### Items ###

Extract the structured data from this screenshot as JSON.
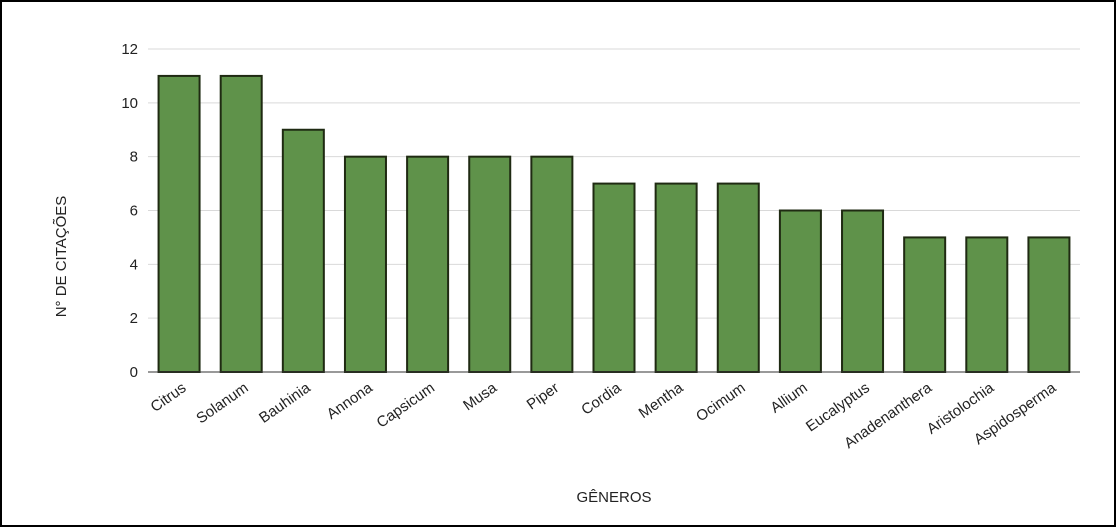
{
  "chart_data": {
    "type": "bar",
    "categories": [
      "Citrus",
      "Solanum",
      "Bauhinia",
      "Annona",
      "Capsicum",
      "Musa",
      "Piper",
      "Cordia",
      "Mentha",
      "Ocimum",
      "Allium",
      "Eucalyptus",
      "Anadenanthera",
      "Aristolochia",
      "Aspidosperma"
    ],
    "values": [
      11,
      11,
      9,
      8,
      8,
      8,
      8,
      7,
      7,
      7,
      6,
      6,
      5,
      5,
      5
    ],
    "xlabel": "GÊNEROS",
    "ylabel": "N° DE CITAÇÕES",
    "ylim": [
      0,
      12
    ],
    "yticks": [
      0,
      2,
      4,
      6,
      8,
      10,
      12
    ],
    "grid": true,
    "legend": "none",
    "colors": {
      "bar_fill": "#5f924a",
      "bar_stroke": "#1f2a12",
      "grid": "#d9d9d9",
      "axis": "#333333"
    }
  }
}
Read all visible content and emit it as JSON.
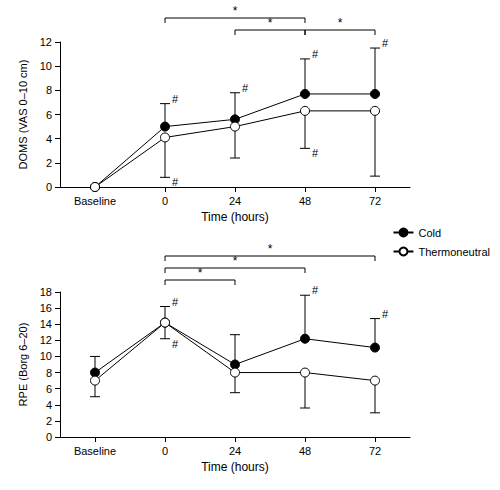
{
  "chart_data": [
    {
      "type": "line",
      "ylabel": "DOMS (VAS 0–10 cm)",
      "xlabel": "Time (hours)",
      "categories": [
        "Baseline",
        "0",
        "24",
        "48",
        "72"
      ],
      "ylim": [
        0,
        12
      ],
      "yticks": [
        0,
        2,
        4,
        6,
        8,
        10,
        12
      ],
      "grid": false,
      "legend": "right",
      "marker": "circle",
      "series": [
        {
          "name": "Cold",
          "color": "#000000",
          "values": [
            0,
            5.0,
            5.6,
            7.7,
            7.7
          ],
          "error_plus": [
            0,
            1.9,
            2.2,
            2.9,
            3.8
          ],
          "marks": [
            null,
            "#",
            "#",
            "#",
            "#"
          ]
        },
        {
          "name": "Thermoneutral",
          "color": "#ffffff",
          "values": [
            0,
            4.1,
            5.0,
            6.3,
            6.3
          ],
          "error_minus": [
            0,
            3.3,
            2.6,
            3.1,
            5.4
          ],
          "marks": [
            null,
            "#",
            null,
            "#",
            null
          ]
        }
      ],
      "brackets": [
        {
          "from": "0",
          "to": "48",
          "text": "*"
        },
        {
          "from": "24",
          "to": "48",
          "text": "*"
        },
        {
          "from": "48",
          "to": "72",
          "text": "*"
        }
      ]
    },
    {
      "type": "line",
      "ylabel": "RPE (Borg 6–20)",
      "xlabel": "Time (hours)",
      "categories": [
        "Baseline",
        "0",
        "24",
        "48",
        "72"
      ],
      "ylim": [
        0,
        18
      ],
      "yticks": [
        0,
        2,
        4,
        6,
        8,
        10,
        12,
        14,
        16,
        18
      ],
      "grid": false,
      "marker": "circle",
      "series": [
        {
          "name": "Cold",
          "color": "#000000",
          "values": [
            8,
            14.2,
            9,
            12.2,
            11.1
          ],
          "error_plus": [
            2,
            2,
            3.7,
            5.4,
            3.6
          ],
          "marks": [
            null,
            "#",
            null,
            "#",
            "#"
          ]
        },
        {
          "name": "Thermoneutral",
          "color": "#ffffff",
          "values": [
            7,
            14.2,
            8,
            8,
            7
          ],
          "error_minus": [
            2,
            2,
            2.5,
            4.4,
            4
          ],
          "marks": [
            null,
            "#",
            null,
            null,
            null
          ]
        }
      ],
      "brackets": [
        {
          "from": "0",
          "to": "24",
          "text": "*"
        },
        {
          "from": "0",
          "to": "48",
          "text": "*"
        },
        {
          "from": "0",
          "to": "72",
          "text": "*"
        }
      ]
    }
  ]
}
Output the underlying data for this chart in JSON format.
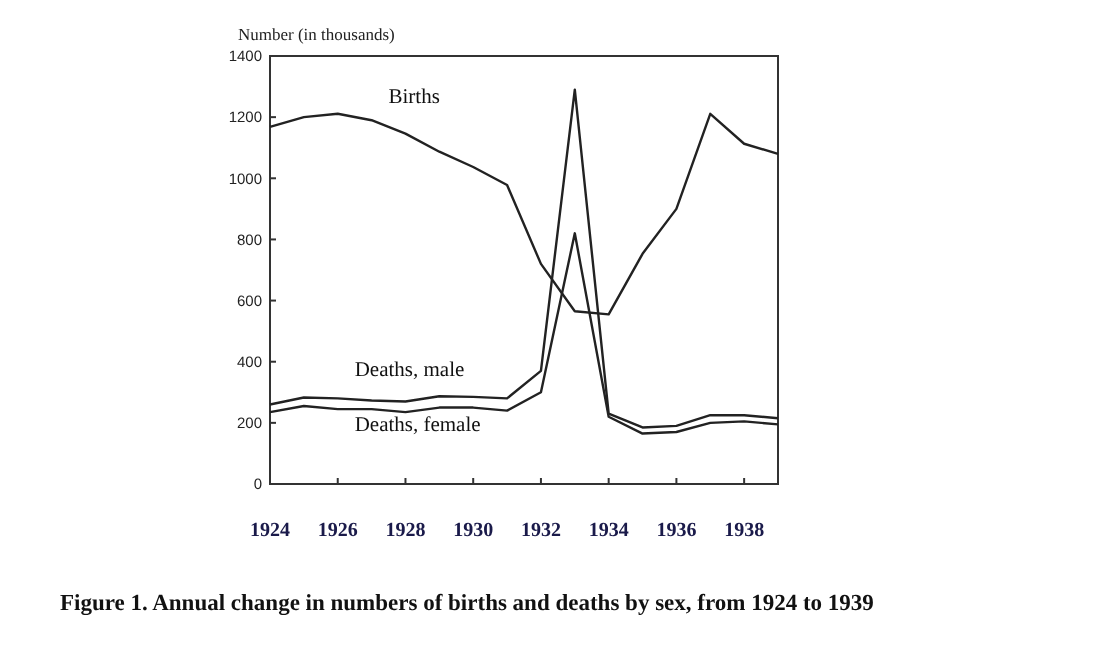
{
  "chart_data": {
    "type": "line",
    "ylabel": "Number (in thousands)",
    "annotations": [
      "Figure 1. Annual change in numbers of births and deaths by sex, from 1924 to 1939"
    ],
    "x": [
      1924,
      1925,
      1926,
      1927,
      1928,
      1929,
      1930,
      1931,
      1932,
      1933,
      1934,
      1935,
      1936,
      1937,
      1938,
      1939
    ],
    "series": [
      {
        "name": "Births",
        "color": "#222222",
        "values": [
          1168,
          1200,
          1211,
          1190,
          1146,
          1087,
          1037,
          978,
          720,
          565,
          555,
          753,
          900,
          1211,
          1113,
          1080
        ]
      },
      {
        "name": "Deaths, male",
        "color": "#222222",
        "values": [
          260,
          283,
          280,
          273,
          270,
          287,
          285,
          280,
          370,
          1290,
          230,
          185,
          190,
          225,
          225,
          215
        ]
      },
      {
        "name": "Deaths, female",
        "color": "#222222",
        "values": [
          235,
          255,
          245,
          245,
          235,
          250,
          250,
          240,
          300,
          820,
          220,
          165,
          170,
          200,
          205,
          195
        ]
      }
    ],
    "xlim": [
      1924,
      1939
    ],
    "xticks": [
      1924,
      1926,
      1928,
      1930,
      1932,
      1934,
      1936,
      1938
    ],
    "ylim": [
      0,
      1400
    ],
    "yticks": [
      0,
      200,
      400,
      600,
      800,
      1000,
      1200,
      1400
    ],
    "grid": false,
    "legend": false,
    "marker": "none",
    "line_style": "solid"
  }
}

###

* [What you will do]: Without including any picture, repeat the data exactly.

* [Output of the exercise]:
Extract the structured data from this screenshot as JSON.
{
  "chart_data": {
    "type": "bar",
    "categories": [
      "Citrus",
      "Solanum",
      "Bauhinia",
      "Annona",
      "Capsicum",
      "Musa",
      "Piper",
      "Cordia",
      "Mentha",
      "Ocimum",
      "Allium",
      "Eucalyptus",
      "Anadenanthera",
      "Aristolochia",
      "Aspidosperma"
    ],
    "values": [
      11,
      11,
      9,
      8,
      8,
      8,
      8,
      7,
      7,
      7,
      6,
      6,
      5,
      5,
      5
    ],
    "xlabel": "GÊNEROS",
    "ylabel": "N° DE CITAÇÕES",
    "ylim": [
      0,
      12
    ],
    "yticks": [
      0,
      2,
      4,
      6,
      8,
      10,
      12
    ],
    "grid": true,
    "legend": "none",
    "colors": {
      "bar_fill": "#5f924a",
      "bar_stroke": "#1f2a12",
      "grid": "#d9d9d9",
      "axis": "#333333"
    }
  }
}
Read all visible content and emit it as JSON.
{
  "chart_data": [
    {
      "type": "line",
      "ylabel": "DOMS (VAS 0–10 cm)",
      "xlabel": "Time (hours)",
      "categories": [
        "Baseline",
        "0",
        "24",
        "48",
        "72"
      ],
      "ylim": [
        0,
        12
      ],
      "yticks": [
        0,
        2,
        4,
        6,
        8,
        10,
        12
      ],
      "grid": false,
      "legend": "right",
      "marker": "circle",
      "series": [
        {
          "name": "Cold",
          "color": "#000000",
          "values": [
            0,
            5.0,
            5.6,
            7.7,
            7.7
          ],
          "error_plus": [
            0,
            1.9,
            2.2,
            2.9,
            3.8
          ],
          "marks": [
            null,
            "#",
            "#",
            "#",
            "#"
          ]
        },
        {
          "name": "Thermoneutral",
          "color": "#ffffff",
          "values": [
            0,
            4.1,
            5.0,
            6.3,
            6.3
          ],
          "error_minus": [
            0,
            3.3,
            2.6,
            3.1,
            5.4
          ],
          "marks": [
            null,
            "#",
            null,
            "#",
            null
          ]
        }
      ],
      "brackets": [
        {
          "from": "0",
          "to": "48",
          "text": "*"
        },
        {
          "from": "24",
          "to": "48",
          "text": "*"
        },
        {
          "from": "48",
          "to": "72",
          "text": "*"
        }
      ]
    },
    {
      "type": "line",
      "ylabel": "RPE (Borg 6–20)",
      "xlabel": "Time (hours)",
      "categories": [
        "Baseline",
        "0",
        "24",
        "48",
        "72"
      ],
      "ylim": [
        0,
        18
      ],
      "yticks": [
        0,
        2,
        4,
        6,
        8,
        10,
        12,
        14,
        16,
        18
      ],
      "grid": false,
      "marker": "circle",
      "series": [
        {
          "name": "Cold",
          "color": "#000000",
          "values": [
            8,
            14.2,
            9,
            12.2,
            11.1
          ],
          "error_plus": [
            2,
            2,
            3.7,
            5.4,
            3.6
          ],
          "marks": [
            null,
            "#",
            null,
            "#",
            "#"
          ]
        },
        {
          "name": "Thermoneutral",
          "color": "#ffffff",
          "values": [
            7,
            14.2,
            8,
            8,
            7
          ],
          "error_minus": [
            2,
            2,
            2.5,
            4.4,
            4
          ],
          "marks": [
            null,
            "#",
            null,
            null,
            null
          ]
        }
      ],
      "brackets": [
        {
          "from": "0",
          "to": "24",
          "text": "*"
        },
        {
          "from": "0",
          "to": "48",
          "text": "*"
        },
        {
          "from": "0",
          "to": "72",
          "text": "*"
        }
      ]
    }
  ]
}
Output the underlying data for this chart in JSON format.
{
  "chart_data": {
    "type": "line",
    "ylabel": "Number (in thousands)",
    "annotations": [
      "Figure 1. Annual change in numbers of births and deaths by sex, from 1924 to 1939"
    ],
    "x": [
      1924,
      1925,
      1926,
      1927,
      1928,
      1929,
      1930,
      1931,
      1932,
      1933,
      1934,
      1935,
      1936,
      1937,
      1938,
      1939
    ],
    "series": [
      {
        "name": "Births",
        "color": "#222222",
        "values": [
          1168,
          1200,
          1211,
          1190,
          1146,
          1087,
          1037,
          978,
          720,
          565,
          555,
          753,
          900,
          1211,
          1113,
          1080
        ]
      },
      {
        "name": "Deaths, male",
        "color": "#222222",
        "values": [
          260,
          283,
          280,
          273,
          270,
          287,
          285,
          280,
          370,
          1290,
          230,
          185,
          190,
          225,
          225,
          215
        ]
      },
      {
        "name": "Deaths, female",
        "color": "#222222",
        "values": [
          235,
          255,
          245,
          245,
          235,
          250,
          250,
          240,
          300,
          820,
          220,
          165,
          170,
          200,
          205,
          195
        ]
      }
    ],
    "xlim": [
      1924,
      1939
    ],
    "xticks": [
      1924,
      1926,
      1928,
      1930,
      1932,
      1934,
      1936,
      1938
    ],
    "ylim": [
      0,
      1400
    ],
    "yticks": [
      0,
      200,
      400,
      600,
      800,
      1000,
      1200,
      1400
    ],
    "grid": false,
    "legend": false,
    "marker": "none",
    "line_style": "solid"
  }
}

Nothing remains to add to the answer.